### EXERCISE
Extract all lines that hold "ванне" from the records below.

### RAW DATA

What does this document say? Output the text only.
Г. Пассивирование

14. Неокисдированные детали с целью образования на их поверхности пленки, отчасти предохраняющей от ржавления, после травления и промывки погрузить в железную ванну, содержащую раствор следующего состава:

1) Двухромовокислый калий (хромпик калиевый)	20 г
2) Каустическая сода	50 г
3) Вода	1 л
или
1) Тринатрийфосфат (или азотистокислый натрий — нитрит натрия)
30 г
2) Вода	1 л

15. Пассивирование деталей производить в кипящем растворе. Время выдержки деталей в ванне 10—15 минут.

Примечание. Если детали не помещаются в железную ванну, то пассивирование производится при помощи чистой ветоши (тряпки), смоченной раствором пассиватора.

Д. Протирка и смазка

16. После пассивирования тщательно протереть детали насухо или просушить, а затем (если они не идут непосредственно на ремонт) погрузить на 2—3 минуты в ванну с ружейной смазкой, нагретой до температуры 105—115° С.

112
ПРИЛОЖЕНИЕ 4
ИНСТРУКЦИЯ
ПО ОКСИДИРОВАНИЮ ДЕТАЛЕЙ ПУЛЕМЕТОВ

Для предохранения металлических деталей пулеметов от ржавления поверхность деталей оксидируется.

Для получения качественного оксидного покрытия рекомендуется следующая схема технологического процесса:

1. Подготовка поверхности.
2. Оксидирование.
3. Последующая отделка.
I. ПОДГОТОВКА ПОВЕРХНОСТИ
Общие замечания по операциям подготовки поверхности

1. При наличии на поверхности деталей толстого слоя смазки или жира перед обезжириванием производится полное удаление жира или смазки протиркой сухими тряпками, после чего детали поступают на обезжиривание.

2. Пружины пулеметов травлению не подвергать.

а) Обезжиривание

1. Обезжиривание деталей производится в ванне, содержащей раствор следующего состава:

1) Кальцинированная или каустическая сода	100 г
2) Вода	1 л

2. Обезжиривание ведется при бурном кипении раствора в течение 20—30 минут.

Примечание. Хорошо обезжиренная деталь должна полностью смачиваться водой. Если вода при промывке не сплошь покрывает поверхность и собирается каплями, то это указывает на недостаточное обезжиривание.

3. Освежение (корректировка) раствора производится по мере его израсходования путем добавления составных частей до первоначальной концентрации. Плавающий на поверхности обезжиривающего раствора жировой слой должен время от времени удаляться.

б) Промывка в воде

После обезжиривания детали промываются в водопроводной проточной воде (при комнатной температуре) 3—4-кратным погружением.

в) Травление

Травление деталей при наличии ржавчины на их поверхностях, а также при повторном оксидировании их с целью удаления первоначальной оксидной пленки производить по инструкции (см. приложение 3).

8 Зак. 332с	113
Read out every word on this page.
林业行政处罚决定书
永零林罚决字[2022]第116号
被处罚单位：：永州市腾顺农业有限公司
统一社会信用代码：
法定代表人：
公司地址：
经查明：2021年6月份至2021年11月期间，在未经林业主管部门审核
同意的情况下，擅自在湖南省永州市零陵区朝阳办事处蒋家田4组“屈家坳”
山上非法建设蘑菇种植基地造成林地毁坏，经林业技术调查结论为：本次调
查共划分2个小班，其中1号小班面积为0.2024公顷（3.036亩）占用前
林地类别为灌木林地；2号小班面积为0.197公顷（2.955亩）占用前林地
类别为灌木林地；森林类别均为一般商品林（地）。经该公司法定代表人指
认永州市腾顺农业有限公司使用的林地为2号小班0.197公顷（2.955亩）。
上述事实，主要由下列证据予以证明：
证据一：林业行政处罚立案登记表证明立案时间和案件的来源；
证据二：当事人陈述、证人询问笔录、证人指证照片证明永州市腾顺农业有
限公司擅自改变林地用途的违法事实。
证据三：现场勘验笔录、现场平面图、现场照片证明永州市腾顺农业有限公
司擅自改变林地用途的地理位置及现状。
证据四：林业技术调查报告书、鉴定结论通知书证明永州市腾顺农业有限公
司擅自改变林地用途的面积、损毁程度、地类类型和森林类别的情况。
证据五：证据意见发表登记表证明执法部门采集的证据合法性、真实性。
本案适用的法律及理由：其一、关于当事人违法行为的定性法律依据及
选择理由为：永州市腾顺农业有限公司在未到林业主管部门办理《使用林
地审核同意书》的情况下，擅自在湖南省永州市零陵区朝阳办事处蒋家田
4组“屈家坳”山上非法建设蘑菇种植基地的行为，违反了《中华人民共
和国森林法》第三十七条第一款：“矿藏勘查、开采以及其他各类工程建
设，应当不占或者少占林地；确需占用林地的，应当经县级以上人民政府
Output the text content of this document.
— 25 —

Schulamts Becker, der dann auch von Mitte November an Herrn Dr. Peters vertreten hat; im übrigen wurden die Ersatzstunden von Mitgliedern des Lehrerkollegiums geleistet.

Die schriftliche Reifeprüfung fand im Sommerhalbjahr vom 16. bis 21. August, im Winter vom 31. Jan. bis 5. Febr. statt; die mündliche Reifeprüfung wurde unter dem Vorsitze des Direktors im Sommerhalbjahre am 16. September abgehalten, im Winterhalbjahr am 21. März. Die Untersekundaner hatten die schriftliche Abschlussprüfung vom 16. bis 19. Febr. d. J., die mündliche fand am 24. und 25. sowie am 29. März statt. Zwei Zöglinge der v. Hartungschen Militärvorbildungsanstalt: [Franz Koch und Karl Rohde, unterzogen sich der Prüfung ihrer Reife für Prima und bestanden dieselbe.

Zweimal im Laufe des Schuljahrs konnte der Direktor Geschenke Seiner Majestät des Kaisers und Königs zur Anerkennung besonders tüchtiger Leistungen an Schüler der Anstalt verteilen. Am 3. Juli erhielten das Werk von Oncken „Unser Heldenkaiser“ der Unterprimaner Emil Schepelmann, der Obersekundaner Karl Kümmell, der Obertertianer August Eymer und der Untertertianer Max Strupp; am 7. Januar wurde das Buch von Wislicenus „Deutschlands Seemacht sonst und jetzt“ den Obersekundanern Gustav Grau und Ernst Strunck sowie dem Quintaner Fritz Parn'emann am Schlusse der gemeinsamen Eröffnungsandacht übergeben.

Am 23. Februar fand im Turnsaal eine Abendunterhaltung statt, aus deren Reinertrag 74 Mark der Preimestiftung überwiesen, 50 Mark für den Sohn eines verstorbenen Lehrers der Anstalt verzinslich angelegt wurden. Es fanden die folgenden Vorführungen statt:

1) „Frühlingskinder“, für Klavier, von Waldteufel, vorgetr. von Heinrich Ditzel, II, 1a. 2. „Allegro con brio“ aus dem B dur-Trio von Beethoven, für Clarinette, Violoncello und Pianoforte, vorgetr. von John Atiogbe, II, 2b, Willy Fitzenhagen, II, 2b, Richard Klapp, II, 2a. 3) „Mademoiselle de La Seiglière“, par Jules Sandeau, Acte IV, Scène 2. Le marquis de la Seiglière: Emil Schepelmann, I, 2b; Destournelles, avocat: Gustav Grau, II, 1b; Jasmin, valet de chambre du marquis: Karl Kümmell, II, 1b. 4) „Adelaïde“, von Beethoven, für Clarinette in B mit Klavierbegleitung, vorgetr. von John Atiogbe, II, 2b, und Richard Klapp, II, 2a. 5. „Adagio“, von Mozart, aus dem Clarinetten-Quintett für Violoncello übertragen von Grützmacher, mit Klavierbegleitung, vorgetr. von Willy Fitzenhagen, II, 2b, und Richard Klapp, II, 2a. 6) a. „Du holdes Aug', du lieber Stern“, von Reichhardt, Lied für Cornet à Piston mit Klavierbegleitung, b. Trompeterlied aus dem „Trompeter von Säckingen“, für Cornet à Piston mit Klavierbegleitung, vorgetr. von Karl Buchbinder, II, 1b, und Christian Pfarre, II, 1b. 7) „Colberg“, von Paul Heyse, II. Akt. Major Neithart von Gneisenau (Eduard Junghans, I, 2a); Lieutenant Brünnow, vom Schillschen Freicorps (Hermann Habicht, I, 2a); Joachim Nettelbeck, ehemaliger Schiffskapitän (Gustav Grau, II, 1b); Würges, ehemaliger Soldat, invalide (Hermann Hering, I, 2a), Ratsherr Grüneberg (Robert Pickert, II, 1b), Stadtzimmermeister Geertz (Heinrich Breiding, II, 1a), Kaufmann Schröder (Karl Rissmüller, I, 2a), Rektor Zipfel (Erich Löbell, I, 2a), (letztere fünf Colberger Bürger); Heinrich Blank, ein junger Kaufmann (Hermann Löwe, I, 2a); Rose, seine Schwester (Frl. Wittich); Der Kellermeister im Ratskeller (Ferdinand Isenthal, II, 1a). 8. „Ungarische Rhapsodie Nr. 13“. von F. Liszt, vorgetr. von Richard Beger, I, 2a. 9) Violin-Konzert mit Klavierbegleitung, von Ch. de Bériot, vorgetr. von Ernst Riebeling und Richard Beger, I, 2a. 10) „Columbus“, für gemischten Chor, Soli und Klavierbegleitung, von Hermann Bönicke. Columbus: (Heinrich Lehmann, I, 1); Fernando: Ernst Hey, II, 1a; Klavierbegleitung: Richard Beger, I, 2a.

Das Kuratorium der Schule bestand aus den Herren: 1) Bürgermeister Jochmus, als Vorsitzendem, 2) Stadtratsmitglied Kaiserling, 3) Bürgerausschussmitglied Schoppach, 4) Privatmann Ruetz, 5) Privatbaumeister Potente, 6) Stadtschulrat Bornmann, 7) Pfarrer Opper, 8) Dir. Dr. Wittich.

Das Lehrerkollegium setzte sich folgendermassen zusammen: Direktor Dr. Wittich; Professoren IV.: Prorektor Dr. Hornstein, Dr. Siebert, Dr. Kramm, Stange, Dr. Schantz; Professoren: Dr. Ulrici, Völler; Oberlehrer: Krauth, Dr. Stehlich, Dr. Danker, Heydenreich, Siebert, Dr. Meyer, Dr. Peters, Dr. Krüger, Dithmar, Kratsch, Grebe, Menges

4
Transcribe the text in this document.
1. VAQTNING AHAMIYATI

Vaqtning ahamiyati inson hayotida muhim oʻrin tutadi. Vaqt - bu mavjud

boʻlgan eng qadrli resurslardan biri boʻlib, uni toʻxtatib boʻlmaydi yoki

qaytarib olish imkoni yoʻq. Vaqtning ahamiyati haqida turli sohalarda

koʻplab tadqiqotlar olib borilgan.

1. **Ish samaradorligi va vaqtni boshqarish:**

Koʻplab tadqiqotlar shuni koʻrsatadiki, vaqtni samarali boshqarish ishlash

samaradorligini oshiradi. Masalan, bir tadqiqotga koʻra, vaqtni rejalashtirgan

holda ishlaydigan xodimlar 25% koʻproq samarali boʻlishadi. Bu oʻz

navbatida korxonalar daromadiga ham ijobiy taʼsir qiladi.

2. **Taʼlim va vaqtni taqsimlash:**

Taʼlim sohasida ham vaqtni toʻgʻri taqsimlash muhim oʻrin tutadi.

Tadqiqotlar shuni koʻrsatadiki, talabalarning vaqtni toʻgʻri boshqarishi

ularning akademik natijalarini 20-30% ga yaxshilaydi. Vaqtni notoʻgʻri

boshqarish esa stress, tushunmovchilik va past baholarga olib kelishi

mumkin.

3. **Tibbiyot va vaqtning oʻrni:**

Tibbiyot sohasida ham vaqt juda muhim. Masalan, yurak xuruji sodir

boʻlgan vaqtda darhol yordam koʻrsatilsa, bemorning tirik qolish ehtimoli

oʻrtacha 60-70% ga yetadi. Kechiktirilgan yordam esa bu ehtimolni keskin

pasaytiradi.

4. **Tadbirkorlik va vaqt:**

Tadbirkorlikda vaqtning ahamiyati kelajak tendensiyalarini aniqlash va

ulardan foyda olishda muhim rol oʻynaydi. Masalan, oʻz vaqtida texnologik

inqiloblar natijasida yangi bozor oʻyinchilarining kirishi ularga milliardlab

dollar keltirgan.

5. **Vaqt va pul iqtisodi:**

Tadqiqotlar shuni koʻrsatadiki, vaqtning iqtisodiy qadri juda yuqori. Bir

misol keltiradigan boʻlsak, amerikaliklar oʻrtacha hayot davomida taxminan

### FINAL ANSWER
15. Пассивирование деталей производить в кипящем растворе. Время выдержки деталей в ванне 10—15 минут.
1. Обезжиривание деталей производится в ванне, содержащей раствор следующего состава:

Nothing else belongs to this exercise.